● **WHAT THE EXERCISE ASKS**
Copy all lines in which the word "Output" can be found.

## Start RECORDS TO USE

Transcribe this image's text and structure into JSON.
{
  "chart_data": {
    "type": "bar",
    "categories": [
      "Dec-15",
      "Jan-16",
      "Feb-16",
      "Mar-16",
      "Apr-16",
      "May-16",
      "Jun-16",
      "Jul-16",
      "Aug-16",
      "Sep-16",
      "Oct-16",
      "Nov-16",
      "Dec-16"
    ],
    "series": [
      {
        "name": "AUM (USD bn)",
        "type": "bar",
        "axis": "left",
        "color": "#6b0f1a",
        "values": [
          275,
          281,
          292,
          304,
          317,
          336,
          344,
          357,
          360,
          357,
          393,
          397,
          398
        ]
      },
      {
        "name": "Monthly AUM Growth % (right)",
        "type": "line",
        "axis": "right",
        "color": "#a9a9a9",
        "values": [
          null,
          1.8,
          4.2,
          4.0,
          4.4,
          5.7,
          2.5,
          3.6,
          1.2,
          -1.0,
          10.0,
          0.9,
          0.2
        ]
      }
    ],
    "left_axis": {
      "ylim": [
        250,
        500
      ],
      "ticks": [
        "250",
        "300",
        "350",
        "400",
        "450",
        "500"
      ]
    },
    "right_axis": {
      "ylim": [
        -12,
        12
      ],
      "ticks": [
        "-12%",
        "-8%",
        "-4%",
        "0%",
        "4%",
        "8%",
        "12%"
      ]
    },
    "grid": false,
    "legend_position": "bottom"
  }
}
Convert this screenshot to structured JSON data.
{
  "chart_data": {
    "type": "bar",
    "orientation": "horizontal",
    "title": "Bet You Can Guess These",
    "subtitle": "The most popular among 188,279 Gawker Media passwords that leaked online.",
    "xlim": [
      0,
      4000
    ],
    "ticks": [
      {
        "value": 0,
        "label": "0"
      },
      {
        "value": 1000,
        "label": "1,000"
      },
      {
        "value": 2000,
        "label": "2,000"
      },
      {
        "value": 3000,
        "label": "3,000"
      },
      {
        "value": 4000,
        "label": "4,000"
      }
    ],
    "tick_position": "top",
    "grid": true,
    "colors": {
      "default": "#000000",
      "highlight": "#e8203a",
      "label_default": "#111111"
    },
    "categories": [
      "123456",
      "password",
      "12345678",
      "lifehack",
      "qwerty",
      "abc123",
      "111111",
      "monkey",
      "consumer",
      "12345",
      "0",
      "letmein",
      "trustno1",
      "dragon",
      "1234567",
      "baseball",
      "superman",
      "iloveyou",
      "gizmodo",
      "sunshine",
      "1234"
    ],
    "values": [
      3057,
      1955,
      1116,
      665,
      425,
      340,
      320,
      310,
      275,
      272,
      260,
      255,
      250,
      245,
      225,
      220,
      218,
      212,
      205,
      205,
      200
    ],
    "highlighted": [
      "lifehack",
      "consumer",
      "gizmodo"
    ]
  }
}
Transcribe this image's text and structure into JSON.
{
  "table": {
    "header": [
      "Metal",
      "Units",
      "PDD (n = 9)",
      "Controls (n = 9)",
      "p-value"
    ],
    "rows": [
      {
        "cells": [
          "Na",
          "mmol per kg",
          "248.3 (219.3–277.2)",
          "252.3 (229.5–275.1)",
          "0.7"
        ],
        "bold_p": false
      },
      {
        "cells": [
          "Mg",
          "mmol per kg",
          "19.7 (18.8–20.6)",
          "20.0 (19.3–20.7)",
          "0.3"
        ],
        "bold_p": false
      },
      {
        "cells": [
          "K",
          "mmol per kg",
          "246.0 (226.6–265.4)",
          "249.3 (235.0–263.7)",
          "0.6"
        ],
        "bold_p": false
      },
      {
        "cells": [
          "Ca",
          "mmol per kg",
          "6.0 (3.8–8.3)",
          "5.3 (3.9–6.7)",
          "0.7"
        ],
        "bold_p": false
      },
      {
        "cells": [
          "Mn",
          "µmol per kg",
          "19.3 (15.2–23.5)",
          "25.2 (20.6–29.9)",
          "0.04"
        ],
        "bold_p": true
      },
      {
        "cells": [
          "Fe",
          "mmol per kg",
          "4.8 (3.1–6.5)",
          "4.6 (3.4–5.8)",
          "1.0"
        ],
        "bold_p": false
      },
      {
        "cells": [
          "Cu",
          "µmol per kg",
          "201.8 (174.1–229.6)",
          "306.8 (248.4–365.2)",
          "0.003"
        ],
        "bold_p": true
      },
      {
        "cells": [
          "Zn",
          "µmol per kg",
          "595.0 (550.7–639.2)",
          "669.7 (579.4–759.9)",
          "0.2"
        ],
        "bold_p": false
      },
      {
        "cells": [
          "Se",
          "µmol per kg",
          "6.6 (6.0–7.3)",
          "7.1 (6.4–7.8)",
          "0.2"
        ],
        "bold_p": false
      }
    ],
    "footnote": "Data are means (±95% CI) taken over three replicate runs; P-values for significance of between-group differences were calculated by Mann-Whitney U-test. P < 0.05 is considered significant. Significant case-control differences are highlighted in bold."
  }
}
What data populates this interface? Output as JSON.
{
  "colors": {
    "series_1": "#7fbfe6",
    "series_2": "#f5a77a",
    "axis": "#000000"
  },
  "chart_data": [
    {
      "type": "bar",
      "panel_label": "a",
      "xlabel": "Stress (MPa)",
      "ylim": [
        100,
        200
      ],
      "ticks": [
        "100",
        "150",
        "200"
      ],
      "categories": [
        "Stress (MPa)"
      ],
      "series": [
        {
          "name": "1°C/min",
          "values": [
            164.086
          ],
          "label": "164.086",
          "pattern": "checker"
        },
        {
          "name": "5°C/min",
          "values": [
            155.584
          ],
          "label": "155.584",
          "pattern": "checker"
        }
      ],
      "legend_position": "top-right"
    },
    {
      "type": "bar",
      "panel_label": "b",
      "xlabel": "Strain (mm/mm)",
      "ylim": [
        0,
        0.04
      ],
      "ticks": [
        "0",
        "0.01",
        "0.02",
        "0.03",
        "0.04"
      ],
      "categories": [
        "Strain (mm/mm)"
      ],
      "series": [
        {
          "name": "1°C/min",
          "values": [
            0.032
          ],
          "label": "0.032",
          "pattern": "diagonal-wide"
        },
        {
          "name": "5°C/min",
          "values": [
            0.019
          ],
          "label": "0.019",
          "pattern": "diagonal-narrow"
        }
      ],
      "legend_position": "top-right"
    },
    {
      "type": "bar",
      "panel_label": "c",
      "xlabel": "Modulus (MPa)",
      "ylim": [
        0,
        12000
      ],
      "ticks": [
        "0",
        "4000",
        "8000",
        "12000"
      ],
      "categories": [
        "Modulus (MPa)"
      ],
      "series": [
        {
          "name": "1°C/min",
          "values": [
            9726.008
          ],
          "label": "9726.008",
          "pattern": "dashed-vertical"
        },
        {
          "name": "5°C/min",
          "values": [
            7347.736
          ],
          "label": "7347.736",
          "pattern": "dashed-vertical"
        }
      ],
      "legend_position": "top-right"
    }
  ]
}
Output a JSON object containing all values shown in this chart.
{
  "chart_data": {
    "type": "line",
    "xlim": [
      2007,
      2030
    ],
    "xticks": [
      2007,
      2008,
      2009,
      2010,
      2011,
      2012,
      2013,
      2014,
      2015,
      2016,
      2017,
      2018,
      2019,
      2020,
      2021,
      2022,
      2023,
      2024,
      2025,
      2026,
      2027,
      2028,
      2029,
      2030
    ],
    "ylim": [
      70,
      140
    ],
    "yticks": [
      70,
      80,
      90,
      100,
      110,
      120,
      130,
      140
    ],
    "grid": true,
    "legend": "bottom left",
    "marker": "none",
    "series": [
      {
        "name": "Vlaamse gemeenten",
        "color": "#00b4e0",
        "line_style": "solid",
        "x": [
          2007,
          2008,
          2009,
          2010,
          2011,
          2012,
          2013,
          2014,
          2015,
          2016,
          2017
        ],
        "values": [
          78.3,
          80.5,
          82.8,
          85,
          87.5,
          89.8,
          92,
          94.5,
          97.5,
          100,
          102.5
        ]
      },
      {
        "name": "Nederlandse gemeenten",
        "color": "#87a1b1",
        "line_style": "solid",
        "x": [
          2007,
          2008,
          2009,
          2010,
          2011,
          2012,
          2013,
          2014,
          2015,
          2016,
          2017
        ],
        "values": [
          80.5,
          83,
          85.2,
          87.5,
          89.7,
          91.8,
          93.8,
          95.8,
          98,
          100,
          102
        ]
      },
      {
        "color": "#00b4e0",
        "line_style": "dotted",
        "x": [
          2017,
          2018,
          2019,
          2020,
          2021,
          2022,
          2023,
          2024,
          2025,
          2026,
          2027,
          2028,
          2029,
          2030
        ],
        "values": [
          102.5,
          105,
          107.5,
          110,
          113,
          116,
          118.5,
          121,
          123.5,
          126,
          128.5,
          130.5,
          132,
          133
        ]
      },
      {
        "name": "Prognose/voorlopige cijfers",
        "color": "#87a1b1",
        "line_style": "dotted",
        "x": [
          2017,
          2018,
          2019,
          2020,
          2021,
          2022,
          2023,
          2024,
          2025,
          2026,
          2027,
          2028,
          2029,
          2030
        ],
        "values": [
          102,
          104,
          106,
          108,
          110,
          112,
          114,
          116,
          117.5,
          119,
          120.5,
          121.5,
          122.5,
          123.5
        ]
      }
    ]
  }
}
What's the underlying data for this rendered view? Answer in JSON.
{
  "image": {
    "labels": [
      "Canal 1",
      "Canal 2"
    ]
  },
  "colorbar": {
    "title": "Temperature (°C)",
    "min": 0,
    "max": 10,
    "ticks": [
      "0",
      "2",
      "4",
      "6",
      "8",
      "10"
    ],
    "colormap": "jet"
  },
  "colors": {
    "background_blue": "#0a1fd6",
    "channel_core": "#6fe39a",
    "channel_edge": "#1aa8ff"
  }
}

## End RECORDS TO USE

● **ANSWER**
What data populates this interface? Output as JSON.
Output a JSON object containing all values shown in this chart.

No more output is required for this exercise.